Records that describe figures:
◆ ◆ ◆

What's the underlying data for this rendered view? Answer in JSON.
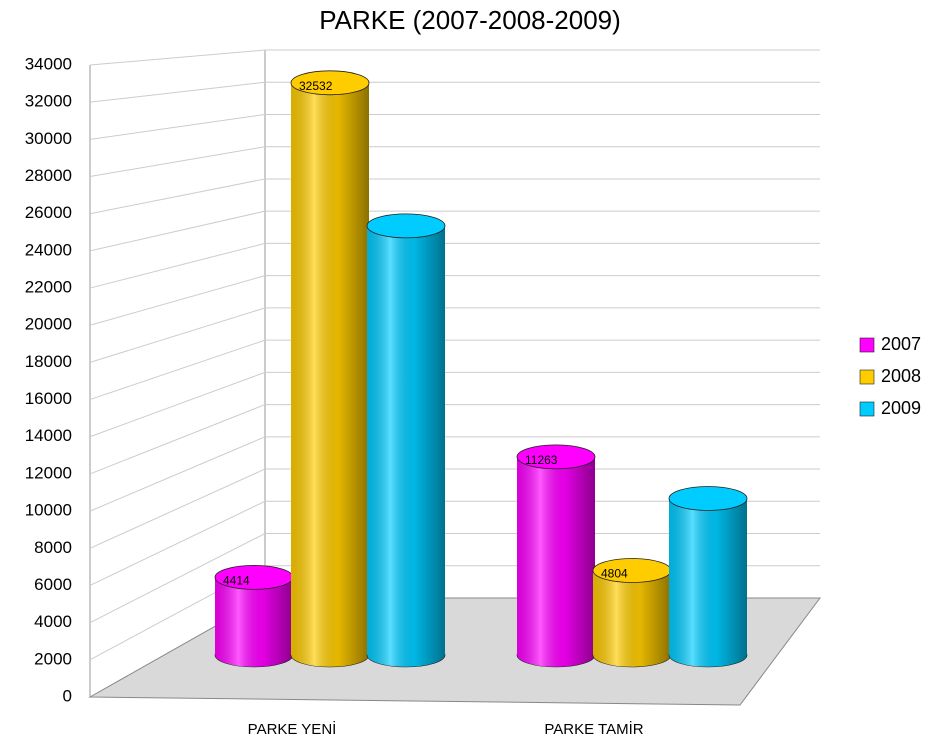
{
  "chart_data": {
    "type": "bar",
    "title": "PARKE (2007-2008-2009)",
    "categories": [
      "PARKE YENİ",
      "PARKE TAMİR"
    ],
    "series": [
      {
        "name": "2007",
        "color": "#ff00ff",
        "values": [
          4414,
          11263
        ],
        "value_labels": [
          "4414",
          "11263"
        ]
      },
      {
        "name": "2008",
        "color": "#ffcc00",
        "values": [
          32532,
          4804
        ],
        "value_labels": [
          "32532",
          "4804"
        ]
      },
      {
        "name": "2009",
        "color": "#00ccff",
        "values": [
          24400,
          8900
        ],
        "value_labels": [
          null,
          null
        ]
      }
    ],
    "ylim": [
      0,
      34000
    ],
    "yticks": [
      0,
      2000,
      4000,
      6000,
      8000,
      10000,
      12000,
      14000,
      16000,
      18000,
      20000,
      22000,
      24000,
      26000,
      28000,
      30000,
      32000,
      34000
    ],
    "grid": true,
    "legend": "right"
  }
}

◆ ◆ ◆

Transcribe the complete set of entries verbatim. No pictures belong in the copy.

What's the underlying data for this rendered view? Answer in JSON.
{
  "chart_data": {
    "type": "bar",
    "title": "PARKE (2007-2008-2009)",
    "categories": [
      "PARKE YENİ",
      "PARKE TAMİR"
    ],
    "series": [
      {
        "name": "2007",
        "color": "#ff00ff",
        "values": [
          4414,
          11263
        ],
        "value_labels": [
          "4414",
          "11263"
        ]
      },
      {
        "name": "2008",
        "color": "#ffcc00",
        "values": [
          32532,
          4804
        ],
        "value_labels": [
          "32532",
          "4804"
        ]
      },
      {
        "name": "2009",
        "color": "#00ccff",
        "values": [
          24400,
          8900
        ],
        "value_labels": [
          null,
          null
        ]
      }
    ],
    "ylim": [
      0,
      34000
    ],
    "yticks": [
      0,
      2000,
      4000,
      6000,
      8000,
      10000,
      12000,
      14000,
      16000,
      18000,
      20000,
      22000,
      24000,
      26000,
      28000,
      30000,
      32000,
      34000
    ],
    "grid": true,
    "legend": "right"
  }
}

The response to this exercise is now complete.